- **GIVEN PROBLEM**: In the material below, identify each line bearing the word "document". Reproduce those lines.
━━━━━ MATERIAL FOR THIS TASK ━━━━━
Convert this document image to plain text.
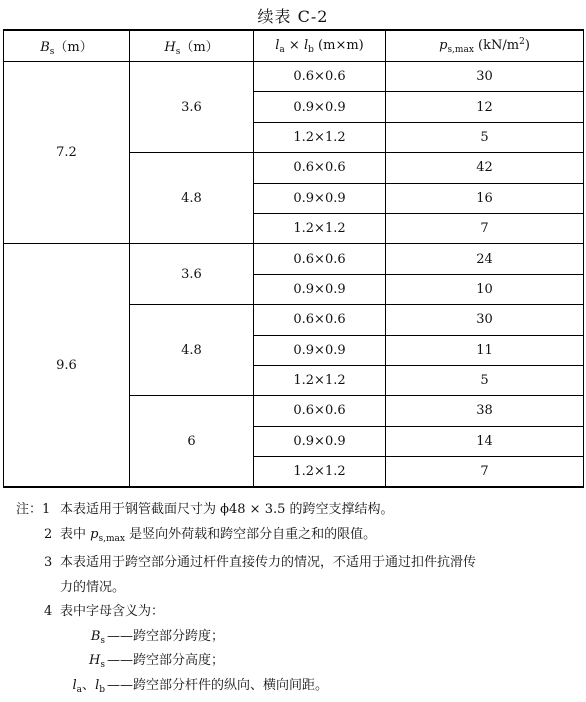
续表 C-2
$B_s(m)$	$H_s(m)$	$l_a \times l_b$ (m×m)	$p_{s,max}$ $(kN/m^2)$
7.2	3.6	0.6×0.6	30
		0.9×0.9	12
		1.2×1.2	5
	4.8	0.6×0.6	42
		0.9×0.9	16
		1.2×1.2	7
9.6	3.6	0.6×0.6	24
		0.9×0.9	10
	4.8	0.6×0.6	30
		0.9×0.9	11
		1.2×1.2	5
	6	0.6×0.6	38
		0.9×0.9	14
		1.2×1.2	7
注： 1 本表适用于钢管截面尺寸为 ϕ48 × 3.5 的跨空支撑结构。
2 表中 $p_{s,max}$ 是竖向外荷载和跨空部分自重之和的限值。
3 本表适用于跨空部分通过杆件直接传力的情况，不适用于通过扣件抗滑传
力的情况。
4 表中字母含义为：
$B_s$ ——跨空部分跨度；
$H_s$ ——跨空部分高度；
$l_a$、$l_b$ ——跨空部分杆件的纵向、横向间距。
━━━━━
━━━━━ MATERIAL FOR THIS TASK ━━━━━
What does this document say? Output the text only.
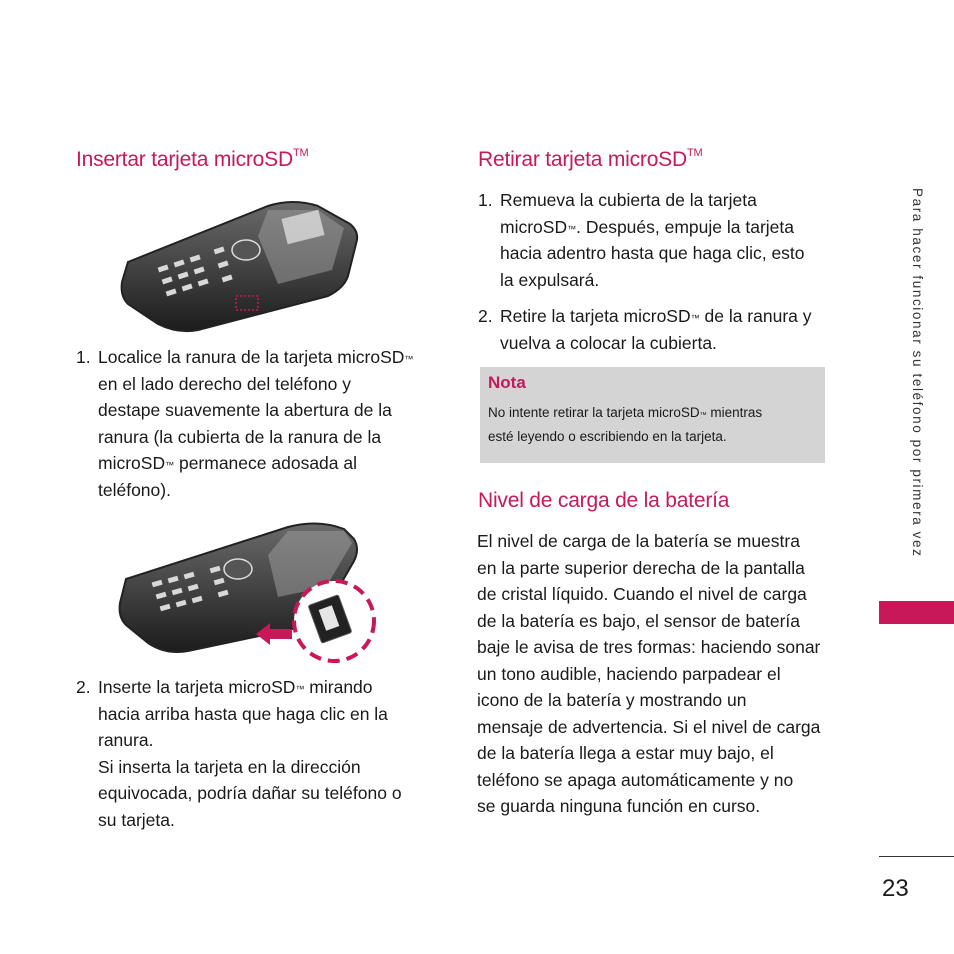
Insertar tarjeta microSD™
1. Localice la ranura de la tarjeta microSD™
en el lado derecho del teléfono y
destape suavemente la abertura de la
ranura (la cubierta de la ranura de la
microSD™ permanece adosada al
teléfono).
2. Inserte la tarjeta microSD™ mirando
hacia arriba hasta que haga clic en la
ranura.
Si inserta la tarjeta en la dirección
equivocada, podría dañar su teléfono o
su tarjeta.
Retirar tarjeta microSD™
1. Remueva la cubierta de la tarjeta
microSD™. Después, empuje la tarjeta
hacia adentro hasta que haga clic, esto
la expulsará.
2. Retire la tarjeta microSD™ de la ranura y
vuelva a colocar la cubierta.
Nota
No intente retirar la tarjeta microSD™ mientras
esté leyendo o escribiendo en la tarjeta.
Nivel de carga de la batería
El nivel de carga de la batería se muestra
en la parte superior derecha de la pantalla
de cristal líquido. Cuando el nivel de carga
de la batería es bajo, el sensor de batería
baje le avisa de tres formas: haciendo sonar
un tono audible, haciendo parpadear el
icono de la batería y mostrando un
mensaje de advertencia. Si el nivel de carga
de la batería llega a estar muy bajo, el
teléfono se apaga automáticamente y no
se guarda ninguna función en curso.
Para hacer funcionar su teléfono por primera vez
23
━━━━━
━━━━━ MATERIAL FOR THIS TASK ━━━━━
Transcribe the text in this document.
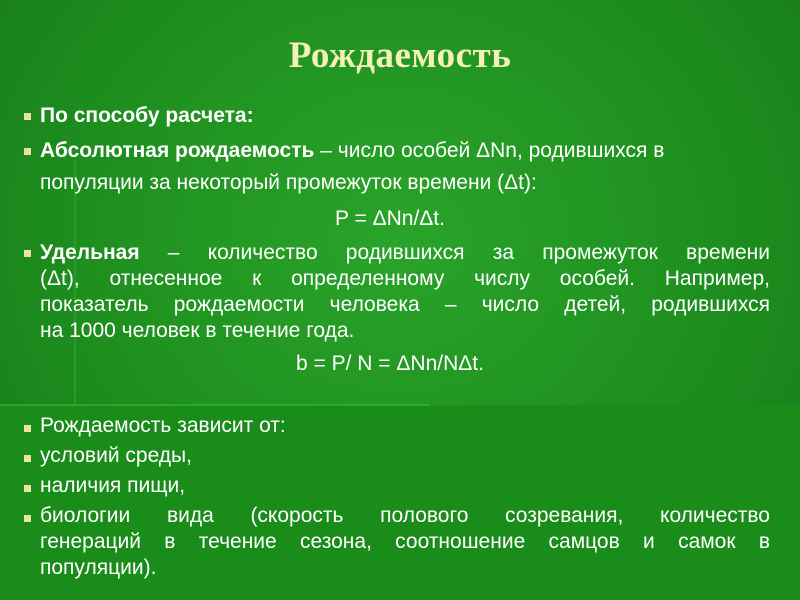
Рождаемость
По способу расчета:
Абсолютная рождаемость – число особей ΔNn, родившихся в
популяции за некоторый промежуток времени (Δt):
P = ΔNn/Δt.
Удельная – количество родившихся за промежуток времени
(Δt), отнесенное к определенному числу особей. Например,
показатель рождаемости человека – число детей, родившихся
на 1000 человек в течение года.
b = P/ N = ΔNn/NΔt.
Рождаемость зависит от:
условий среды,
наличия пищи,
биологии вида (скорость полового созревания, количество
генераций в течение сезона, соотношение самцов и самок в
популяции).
━━━━━
- **OUTPUT FOR THIS TASK**:
Convert this document image to plain text.
What does this document say? Output the text only.
Transcribe the text in this document.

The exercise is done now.